-- START DATA TO PROCESS --

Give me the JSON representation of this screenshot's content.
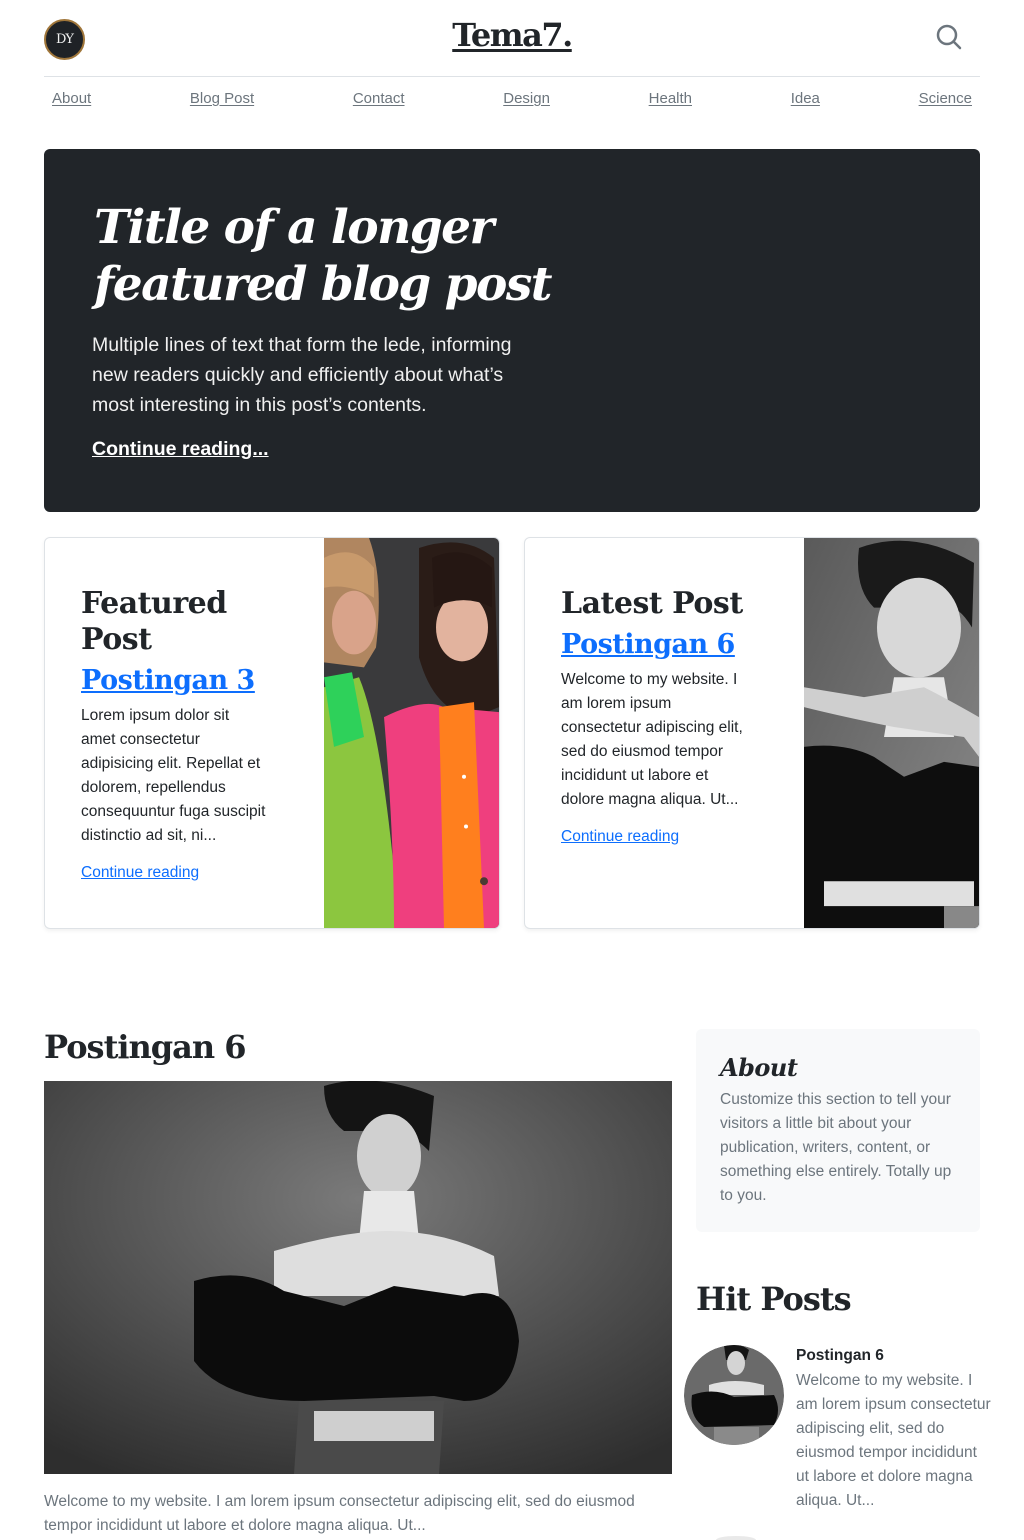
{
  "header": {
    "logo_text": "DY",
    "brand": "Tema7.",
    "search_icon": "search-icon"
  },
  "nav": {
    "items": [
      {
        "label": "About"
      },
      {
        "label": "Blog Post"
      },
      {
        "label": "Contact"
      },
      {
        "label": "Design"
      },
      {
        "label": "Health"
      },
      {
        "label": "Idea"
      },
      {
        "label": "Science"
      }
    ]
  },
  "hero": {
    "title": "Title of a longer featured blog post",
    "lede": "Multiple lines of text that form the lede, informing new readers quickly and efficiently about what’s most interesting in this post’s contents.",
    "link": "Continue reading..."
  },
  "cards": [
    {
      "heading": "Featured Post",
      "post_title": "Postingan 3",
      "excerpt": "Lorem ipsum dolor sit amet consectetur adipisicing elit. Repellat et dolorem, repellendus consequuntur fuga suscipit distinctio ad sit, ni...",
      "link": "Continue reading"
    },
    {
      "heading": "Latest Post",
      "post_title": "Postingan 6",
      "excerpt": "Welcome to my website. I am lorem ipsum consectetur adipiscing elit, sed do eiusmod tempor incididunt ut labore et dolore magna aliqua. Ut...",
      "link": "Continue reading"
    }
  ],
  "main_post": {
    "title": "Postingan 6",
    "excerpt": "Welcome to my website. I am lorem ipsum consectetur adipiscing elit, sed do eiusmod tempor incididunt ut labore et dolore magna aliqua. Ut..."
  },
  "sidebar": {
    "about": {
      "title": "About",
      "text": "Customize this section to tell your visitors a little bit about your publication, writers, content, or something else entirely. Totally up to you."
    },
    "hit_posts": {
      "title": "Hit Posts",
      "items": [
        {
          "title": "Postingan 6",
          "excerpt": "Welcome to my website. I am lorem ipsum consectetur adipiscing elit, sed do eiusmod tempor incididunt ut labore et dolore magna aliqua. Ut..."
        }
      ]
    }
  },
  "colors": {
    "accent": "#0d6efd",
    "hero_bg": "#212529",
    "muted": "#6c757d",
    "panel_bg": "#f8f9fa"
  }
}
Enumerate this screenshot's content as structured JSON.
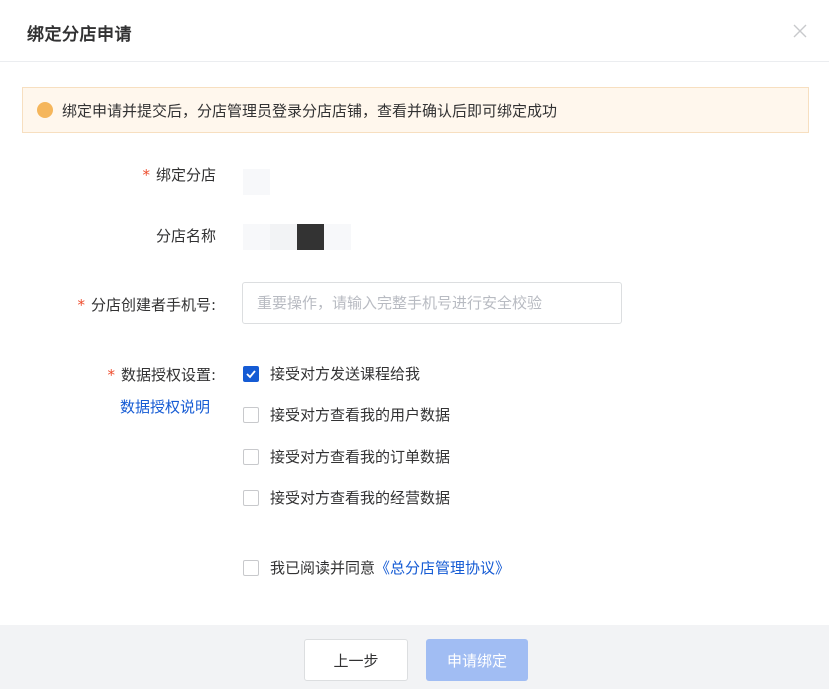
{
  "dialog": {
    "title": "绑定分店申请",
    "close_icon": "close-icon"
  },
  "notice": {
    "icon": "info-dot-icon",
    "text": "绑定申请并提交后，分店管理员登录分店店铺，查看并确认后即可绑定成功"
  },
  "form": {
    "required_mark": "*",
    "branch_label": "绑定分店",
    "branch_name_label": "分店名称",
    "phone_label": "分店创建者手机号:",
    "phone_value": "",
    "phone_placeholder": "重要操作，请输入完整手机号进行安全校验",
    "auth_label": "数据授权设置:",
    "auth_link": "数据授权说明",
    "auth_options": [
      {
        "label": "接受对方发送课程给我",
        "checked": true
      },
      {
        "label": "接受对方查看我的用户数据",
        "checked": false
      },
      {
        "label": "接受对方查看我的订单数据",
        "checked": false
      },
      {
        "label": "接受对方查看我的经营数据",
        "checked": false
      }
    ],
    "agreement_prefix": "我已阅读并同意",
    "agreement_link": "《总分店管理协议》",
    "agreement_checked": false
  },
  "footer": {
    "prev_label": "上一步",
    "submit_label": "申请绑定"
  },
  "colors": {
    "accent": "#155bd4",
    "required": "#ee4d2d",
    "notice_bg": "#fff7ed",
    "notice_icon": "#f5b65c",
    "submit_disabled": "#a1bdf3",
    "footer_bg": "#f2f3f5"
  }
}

-- END DATA TO PROCESS --
-- START DATA TO PROCESS --

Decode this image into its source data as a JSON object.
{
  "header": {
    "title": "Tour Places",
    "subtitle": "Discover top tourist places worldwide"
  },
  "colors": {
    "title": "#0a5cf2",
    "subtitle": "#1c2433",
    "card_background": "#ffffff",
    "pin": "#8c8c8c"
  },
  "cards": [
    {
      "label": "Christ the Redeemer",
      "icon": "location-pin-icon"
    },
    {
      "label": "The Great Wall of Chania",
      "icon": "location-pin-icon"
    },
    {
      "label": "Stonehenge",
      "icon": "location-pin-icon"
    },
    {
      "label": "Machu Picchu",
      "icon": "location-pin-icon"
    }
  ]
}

-- END DATA TO PROCESS --
-- START DATA TO PROCESS --

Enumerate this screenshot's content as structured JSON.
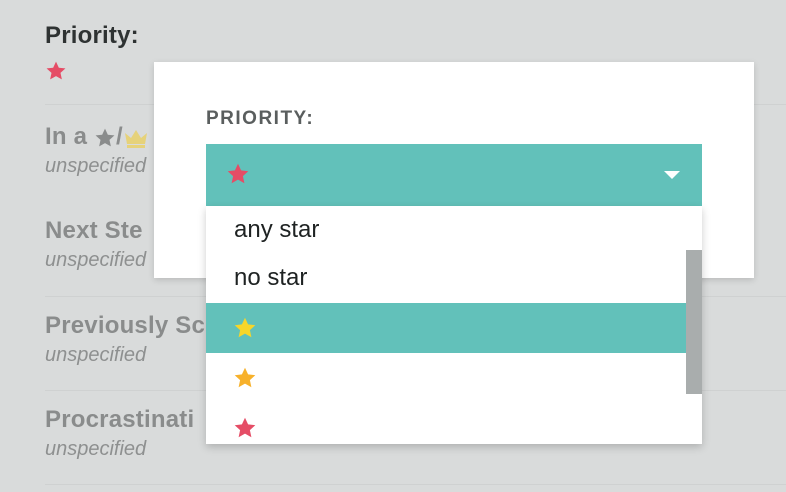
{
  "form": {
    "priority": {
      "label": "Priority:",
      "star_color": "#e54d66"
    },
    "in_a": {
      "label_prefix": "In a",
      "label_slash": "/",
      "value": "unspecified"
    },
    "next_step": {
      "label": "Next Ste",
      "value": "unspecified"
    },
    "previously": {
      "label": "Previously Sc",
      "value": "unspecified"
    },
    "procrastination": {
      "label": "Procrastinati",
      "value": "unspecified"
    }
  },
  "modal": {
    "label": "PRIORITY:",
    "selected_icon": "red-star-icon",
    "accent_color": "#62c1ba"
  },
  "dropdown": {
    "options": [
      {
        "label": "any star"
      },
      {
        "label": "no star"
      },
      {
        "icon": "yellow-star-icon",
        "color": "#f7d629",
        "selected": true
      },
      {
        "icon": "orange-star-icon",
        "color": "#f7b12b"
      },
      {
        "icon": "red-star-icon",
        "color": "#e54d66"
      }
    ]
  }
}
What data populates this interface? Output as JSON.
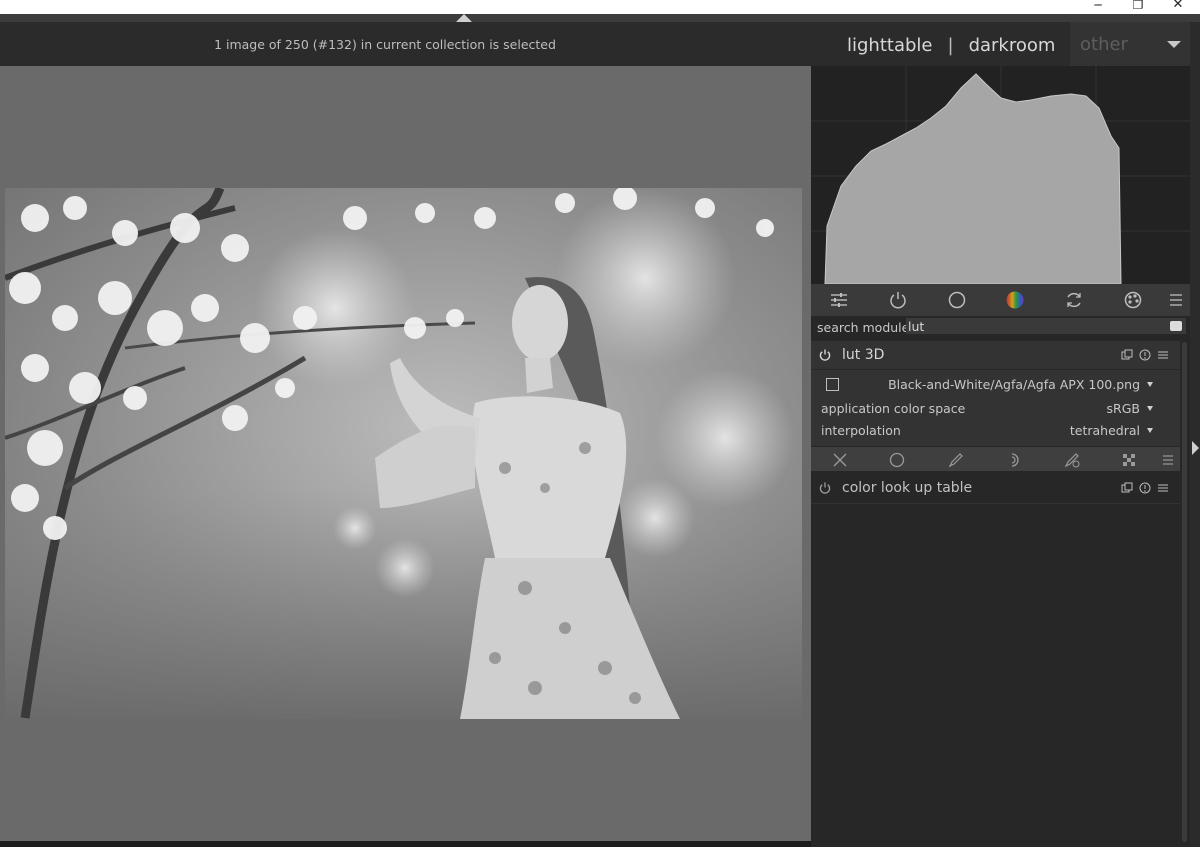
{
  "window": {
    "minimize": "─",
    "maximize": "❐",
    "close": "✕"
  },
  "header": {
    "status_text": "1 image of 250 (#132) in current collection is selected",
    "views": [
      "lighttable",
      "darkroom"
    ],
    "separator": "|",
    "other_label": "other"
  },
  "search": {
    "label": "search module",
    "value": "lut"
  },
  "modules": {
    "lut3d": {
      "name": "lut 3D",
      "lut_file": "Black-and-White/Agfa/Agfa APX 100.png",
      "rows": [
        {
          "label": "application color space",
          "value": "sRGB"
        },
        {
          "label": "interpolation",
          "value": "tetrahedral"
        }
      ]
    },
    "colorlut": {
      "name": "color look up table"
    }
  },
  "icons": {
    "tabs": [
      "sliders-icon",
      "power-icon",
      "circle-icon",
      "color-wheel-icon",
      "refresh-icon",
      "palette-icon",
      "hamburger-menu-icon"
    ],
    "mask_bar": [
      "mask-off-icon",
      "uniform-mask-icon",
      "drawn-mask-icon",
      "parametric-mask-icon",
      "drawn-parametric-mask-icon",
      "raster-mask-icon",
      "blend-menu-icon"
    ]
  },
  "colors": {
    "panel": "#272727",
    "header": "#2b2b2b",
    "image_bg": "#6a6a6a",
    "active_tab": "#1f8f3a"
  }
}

-- END DATA TO PROCESS --

_TASK DETAILS_.
Show each line holding the word "search".

_SOLUTION FOR THIS EXERCISE_.
    "search_icon": "search-icon"
  "search": {
    "label": "search module",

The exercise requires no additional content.